━━━ Input for this task

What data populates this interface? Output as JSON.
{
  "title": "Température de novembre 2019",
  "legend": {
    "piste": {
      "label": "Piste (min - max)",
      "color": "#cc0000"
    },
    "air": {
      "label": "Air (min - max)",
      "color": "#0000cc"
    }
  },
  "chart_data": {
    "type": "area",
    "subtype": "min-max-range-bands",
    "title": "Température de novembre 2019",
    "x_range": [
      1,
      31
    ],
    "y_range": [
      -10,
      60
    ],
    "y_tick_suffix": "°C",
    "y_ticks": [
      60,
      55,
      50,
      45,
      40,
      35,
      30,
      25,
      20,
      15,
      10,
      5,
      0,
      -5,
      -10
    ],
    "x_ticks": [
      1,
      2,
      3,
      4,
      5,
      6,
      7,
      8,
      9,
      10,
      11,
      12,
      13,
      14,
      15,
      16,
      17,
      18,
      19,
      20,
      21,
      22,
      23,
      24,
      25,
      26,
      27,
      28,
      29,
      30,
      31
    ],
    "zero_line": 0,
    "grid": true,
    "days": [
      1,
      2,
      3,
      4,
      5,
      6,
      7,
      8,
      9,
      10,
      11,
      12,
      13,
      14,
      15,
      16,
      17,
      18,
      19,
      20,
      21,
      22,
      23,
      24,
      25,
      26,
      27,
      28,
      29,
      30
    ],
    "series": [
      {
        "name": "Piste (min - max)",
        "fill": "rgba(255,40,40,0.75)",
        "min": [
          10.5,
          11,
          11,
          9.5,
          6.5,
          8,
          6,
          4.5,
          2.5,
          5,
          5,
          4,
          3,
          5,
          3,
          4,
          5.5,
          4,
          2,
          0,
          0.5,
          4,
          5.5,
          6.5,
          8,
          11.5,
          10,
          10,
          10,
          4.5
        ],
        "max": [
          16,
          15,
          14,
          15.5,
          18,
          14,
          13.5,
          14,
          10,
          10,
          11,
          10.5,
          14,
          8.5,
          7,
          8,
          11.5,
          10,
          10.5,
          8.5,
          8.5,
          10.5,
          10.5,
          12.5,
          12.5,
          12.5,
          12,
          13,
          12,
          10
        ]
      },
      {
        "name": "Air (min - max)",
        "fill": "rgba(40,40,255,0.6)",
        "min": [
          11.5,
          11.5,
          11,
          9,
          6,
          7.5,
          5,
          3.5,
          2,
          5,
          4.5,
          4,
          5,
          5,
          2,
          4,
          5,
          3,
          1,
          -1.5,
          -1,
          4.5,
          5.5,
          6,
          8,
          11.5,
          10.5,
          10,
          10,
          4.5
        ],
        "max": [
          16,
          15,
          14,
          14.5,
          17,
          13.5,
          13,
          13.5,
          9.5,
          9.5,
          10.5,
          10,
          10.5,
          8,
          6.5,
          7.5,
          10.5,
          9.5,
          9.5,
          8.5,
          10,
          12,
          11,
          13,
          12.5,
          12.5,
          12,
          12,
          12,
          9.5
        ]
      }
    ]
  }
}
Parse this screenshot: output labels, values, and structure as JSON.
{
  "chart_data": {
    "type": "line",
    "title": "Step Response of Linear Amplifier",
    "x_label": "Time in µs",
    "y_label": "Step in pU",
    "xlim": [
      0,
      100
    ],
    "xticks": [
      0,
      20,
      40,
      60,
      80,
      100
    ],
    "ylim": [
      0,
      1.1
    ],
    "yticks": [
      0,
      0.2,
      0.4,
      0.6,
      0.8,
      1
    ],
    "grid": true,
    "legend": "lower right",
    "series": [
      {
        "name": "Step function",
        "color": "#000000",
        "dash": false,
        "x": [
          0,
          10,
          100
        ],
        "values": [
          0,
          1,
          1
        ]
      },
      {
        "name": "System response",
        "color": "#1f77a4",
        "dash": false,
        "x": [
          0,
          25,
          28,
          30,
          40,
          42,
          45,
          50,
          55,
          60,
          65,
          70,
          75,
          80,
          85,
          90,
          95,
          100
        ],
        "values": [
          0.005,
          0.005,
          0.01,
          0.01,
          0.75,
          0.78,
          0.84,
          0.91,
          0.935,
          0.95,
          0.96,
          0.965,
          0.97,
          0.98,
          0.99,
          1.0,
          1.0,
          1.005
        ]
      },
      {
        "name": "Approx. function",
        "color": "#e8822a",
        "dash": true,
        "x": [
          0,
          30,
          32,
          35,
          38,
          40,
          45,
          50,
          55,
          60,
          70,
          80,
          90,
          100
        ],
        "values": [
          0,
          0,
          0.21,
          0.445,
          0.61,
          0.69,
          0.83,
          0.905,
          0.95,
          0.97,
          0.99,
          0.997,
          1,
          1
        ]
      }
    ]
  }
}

━━━━━━

Instruction >> Of all the lines above, how many contain the word "Température"? Give the number and nothing else.

Complete response >> 2